== What is asked ==
Select and copy out every line in the records containing "sure".
☆ ☆ ☆
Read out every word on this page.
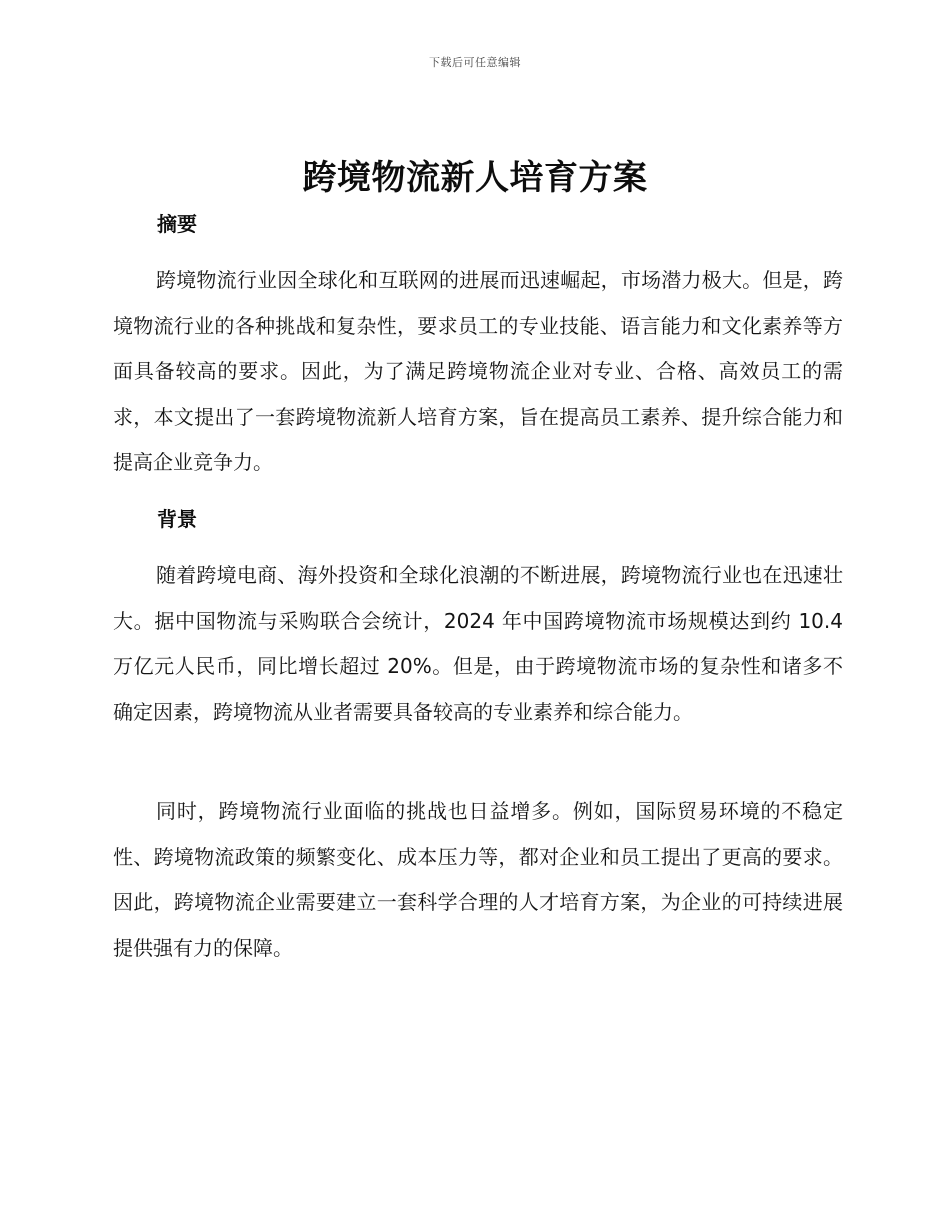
下载后可任意编辑
跨境物流新人培育方案
摘要

跨境物流行业因全球化和互联网的进展而迅速崛起，市场潜力极大。但是，跨境物流行业的各种挑战和复杂性，要求员工的专业技能、语言能力和文化素养等方面具备较高的要求。因此，为了满足跨境物流企业对专业、合格、高效员工的需求，本文提出了一套跨境物流新人培育方案，旨在提高员工素养、提升综合能力和提高企业竞争力。

背景

随着跨境电商、海外投资和全球化浪潮的不断进展，跨境物流行业也在迅速壮大。据中国物流与采购联合会统计，2024 年中国跨境物流市场规模达到约 10.4 万亿元人民币，同比增长超过 20%。但是，由于跨境物流市场的复杂性和诸多不确定因素，跨境物流从业者需要具备较高的专业素养和综合能力。

同时，跨境物流行业面临的挑战也日益增多。例如，国际贸易环境的不稳定性、跨境物流政策的频繁变化、成本压力等，都对企业和员工提出了更高的要求。因此，跨境物流企业需要建立一套科学合理的人才培育方案，为企业的可持续进展提供强有力的保障。
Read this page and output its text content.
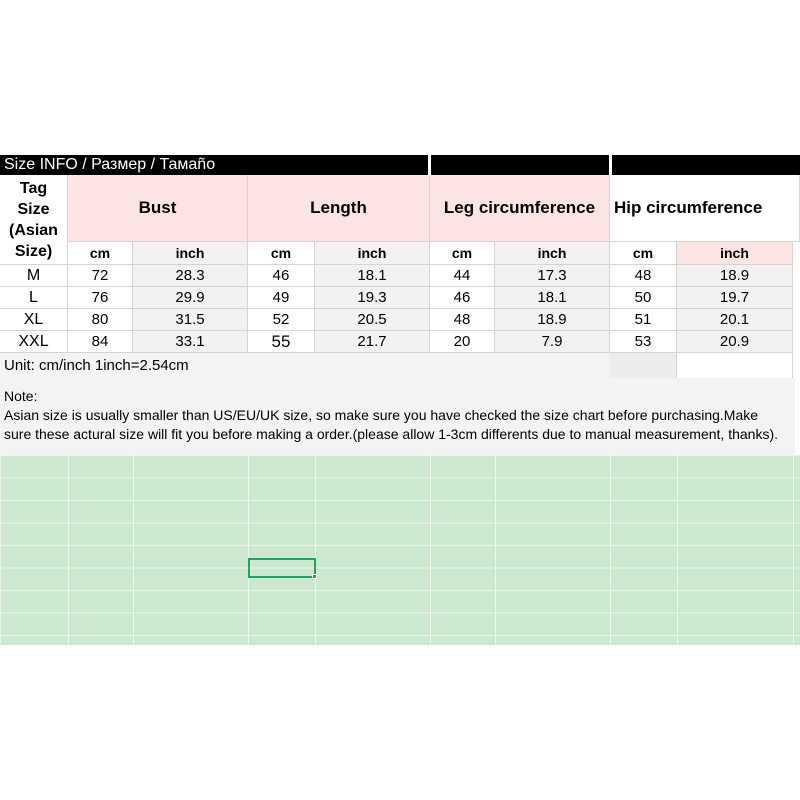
Size INFO / Размер / Тамаño
Tag
Size
(Asian
Size)
Bust	Length	Leg circumference	Hip circumference
cm	inch	cm	inch	cm	inch	cm	inch
M	72	28.3	46	18.1	44	17.3	48	18.9
L	76	29.9	49	19.3	46	18.1	50	19.7
XL	80	31.5	52	20.5	48	18.9	51	20.1
XXL	84	33.1	55	21.7	20	7.9	53	20.9
Unit: cm/inch 1inch=2.54cm
Note:
Asian size is usually smaller than US/EU/UK size, so make sure you have checked the size chart before purchasing.Make
sure these actural size will fit you before making a order.(please allow 1-3cm differents due to manual measurement, thanks).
☆ ☆ ☆
== Task answer ==
Asian size is usually smaller than US/EU/UK size, so make sure you have checked the size chart before purchasing.Make
sure these actural size will fit you before making a order.(please allow 1-3cm differents due to manual measurement, thanks).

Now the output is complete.